Short task:
Copy the stretch from the start of the records through the line containing "add-step-button[interactable] xyxy=(517,401,543,427)", switching "hourglass-icon" to "timer-icon" and leaving everything else unchanged.

Data entries
☆ ☆ ☆ ☆

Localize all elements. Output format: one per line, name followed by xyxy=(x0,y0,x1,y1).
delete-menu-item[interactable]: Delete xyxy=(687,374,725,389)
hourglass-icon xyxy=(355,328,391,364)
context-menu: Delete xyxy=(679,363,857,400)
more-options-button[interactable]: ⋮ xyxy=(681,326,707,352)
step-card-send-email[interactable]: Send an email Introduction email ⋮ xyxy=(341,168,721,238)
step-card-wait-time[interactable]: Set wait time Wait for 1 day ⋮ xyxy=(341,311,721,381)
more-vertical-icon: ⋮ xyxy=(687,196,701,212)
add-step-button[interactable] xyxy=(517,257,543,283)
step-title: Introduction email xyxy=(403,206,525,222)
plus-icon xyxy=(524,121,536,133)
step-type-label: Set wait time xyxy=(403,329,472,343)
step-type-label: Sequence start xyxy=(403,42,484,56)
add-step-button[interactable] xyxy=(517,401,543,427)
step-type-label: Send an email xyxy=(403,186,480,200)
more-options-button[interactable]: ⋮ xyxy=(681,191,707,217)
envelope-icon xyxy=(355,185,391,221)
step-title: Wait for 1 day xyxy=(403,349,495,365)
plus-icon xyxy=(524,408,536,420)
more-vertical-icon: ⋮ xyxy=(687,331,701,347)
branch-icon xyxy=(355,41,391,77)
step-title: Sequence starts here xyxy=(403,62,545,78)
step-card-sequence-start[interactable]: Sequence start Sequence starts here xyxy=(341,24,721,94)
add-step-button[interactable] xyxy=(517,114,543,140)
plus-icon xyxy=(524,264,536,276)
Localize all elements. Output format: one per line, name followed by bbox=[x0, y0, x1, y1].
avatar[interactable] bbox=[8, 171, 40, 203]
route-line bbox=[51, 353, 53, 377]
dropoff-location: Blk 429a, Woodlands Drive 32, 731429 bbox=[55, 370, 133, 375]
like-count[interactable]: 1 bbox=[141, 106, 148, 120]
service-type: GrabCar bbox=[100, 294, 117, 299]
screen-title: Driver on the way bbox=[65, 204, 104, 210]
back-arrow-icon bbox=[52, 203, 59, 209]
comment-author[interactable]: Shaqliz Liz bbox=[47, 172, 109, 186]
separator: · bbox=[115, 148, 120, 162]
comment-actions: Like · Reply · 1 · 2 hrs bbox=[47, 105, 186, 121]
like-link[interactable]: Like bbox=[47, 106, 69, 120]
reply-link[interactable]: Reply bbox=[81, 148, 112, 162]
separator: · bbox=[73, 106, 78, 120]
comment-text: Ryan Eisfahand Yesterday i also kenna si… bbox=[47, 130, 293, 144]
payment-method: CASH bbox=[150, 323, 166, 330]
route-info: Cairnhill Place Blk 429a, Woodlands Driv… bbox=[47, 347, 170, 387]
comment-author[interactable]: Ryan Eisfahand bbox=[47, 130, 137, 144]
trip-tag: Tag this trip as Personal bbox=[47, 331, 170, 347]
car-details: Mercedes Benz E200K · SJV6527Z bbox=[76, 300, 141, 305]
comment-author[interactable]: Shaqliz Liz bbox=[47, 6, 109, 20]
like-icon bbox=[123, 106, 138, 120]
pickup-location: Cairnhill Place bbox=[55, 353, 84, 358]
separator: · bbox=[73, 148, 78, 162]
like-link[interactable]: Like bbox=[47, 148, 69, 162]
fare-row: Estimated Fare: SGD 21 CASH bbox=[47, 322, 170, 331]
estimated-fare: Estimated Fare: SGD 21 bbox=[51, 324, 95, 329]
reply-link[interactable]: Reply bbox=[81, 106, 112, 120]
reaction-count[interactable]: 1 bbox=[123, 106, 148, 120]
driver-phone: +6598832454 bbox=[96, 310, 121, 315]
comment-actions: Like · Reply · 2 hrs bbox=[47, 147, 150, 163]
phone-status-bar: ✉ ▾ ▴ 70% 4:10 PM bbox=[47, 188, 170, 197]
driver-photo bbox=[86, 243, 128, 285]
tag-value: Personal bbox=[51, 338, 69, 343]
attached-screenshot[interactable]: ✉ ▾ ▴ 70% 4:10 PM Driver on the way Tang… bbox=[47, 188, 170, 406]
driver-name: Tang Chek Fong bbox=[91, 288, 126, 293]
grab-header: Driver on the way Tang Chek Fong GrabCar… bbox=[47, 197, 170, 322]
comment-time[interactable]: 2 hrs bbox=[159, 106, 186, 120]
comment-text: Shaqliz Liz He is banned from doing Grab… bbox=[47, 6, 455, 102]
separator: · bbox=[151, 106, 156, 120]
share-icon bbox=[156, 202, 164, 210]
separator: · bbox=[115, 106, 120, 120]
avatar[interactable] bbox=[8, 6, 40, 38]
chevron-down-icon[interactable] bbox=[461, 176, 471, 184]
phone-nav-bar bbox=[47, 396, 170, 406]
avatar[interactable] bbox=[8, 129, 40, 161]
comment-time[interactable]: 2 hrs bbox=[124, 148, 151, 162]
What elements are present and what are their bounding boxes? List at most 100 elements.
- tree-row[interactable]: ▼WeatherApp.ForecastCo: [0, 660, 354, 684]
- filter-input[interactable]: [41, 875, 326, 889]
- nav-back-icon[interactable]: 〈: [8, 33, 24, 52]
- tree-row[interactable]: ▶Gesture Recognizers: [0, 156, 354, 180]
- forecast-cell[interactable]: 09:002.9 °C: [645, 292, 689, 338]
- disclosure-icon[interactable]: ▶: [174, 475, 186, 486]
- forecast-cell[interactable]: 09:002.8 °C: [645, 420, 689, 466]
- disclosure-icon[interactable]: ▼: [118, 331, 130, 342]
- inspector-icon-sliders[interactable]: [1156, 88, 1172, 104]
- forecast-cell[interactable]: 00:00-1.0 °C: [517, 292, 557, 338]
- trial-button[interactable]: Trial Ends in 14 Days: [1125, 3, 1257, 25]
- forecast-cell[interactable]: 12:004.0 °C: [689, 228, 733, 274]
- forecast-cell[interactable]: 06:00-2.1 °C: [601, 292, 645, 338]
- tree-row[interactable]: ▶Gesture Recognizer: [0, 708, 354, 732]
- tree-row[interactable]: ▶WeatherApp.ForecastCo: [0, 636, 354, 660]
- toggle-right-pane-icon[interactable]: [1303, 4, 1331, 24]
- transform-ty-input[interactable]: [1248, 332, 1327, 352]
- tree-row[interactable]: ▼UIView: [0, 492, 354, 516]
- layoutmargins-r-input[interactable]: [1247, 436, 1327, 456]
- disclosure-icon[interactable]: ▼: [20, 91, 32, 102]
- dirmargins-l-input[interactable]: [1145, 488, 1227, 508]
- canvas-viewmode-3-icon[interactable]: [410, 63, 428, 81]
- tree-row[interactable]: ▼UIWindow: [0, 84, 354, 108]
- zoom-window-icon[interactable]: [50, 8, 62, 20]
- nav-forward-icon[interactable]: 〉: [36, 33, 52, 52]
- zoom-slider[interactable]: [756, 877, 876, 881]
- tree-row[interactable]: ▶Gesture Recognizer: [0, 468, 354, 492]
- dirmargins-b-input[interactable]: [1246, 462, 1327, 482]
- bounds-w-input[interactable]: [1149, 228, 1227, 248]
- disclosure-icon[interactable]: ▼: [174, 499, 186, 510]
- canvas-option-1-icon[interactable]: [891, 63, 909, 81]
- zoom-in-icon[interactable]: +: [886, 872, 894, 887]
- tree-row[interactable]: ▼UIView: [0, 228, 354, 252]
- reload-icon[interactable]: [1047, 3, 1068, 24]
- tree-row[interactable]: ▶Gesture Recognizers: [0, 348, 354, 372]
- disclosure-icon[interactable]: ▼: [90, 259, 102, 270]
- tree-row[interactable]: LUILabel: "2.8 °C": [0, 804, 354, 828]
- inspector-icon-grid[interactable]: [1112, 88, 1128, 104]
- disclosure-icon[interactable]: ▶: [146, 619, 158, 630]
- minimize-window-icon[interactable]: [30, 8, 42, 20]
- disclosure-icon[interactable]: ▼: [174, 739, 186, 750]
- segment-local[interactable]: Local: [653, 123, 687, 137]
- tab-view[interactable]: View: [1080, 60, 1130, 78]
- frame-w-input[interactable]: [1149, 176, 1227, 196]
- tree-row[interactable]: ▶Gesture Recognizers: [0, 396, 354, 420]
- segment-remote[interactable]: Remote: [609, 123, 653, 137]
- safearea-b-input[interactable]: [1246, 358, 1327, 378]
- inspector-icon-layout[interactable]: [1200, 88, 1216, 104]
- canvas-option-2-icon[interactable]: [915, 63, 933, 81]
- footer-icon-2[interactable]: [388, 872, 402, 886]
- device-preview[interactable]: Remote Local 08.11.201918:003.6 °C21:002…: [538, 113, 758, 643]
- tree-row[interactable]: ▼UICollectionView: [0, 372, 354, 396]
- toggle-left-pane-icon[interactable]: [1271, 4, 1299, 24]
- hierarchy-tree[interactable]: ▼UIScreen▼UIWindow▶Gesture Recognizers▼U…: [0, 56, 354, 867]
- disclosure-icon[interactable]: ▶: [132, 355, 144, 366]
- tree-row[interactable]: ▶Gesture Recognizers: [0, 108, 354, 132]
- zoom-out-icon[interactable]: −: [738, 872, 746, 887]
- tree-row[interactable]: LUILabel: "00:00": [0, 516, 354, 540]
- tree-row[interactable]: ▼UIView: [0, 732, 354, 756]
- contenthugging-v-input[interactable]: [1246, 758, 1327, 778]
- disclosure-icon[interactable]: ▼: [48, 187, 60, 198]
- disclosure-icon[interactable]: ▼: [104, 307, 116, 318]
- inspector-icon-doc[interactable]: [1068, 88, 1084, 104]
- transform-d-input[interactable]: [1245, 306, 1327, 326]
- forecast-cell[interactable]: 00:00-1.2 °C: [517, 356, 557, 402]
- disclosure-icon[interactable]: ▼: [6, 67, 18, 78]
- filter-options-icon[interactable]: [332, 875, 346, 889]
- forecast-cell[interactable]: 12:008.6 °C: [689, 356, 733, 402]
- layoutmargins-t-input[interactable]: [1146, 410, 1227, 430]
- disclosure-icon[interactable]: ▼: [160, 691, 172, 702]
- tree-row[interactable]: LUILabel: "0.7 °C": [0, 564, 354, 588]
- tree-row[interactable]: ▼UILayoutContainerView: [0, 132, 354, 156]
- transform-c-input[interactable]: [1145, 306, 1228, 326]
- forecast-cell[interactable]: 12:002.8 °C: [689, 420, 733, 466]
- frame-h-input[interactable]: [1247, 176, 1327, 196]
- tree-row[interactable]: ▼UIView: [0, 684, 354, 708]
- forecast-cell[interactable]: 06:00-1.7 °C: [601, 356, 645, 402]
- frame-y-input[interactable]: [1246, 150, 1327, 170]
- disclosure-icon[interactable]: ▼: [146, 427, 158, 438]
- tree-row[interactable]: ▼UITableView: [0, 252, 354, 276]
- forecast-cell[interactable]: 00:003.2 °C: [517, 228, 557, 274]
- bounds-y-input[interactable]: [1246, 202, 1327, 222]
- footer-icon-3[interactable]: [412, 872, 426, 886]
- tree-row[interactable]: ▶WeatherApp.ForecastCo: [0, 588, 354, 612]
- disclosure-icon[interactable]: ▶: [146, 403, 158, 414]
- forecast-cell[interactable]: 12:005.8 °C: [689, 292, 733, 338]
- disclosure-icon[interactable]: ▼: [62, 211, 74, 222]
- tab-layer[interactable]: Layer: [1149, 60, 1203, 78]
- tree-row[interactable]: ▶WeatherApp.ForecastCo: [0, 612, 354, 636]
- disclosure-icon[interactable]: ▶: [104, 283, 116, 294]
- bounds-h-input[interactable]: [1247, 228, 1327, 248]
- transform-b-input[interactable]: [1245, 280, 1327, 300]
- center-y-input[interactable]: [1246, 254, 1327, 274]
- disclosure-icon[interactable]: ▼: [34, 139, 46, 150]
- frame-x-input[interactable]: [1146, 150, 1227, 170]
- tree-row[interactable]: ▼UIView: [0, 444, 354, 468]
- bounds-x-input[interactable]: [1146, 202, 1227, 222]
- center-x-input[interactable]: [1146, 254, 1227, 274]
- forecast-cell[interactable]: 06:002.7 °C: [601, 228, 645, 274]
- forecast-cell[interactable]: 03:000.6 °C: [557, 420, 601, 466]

☆ ☆ ☆ ☆

Output for this task:
Localize all elements. Output format: one per line, name followed by xyxy=(x0,y0,x1,y1).
delete-menu-item[interactable]: Delete xyxy=(687,374,725,389)
timer-icon xyxy=(355,328,391,364)
context-menu: Delete xyxy=(679,363,857,400)
more-options-button[interactable]: ⋮ xyxy=(681,326,707,352)
step-card-send-email[interactable]: Send an email Introduction email ⋮ xyxy=(341,168,721,238)
step-card-wait-time[interactable]: Set wait time Wait for 1 day ⋮ xyxy=(341,311,721,381)
more-vertical-icon: ⋮ xyxy=(687,196,701,212)
add-step-button[interactable] xyxy=(517,257,543,283)
step-title: Introduction email xyxy=(403,206,525,222)
plus-icon xyxy=(524,121,536,133)
step-type-label: Set wait time xyxy=(403,329,472,343)
step-type-label: Sequence start xyxy=(403,42,484,56)
add-step-button[interactable] xyxy=(517,401,543,427)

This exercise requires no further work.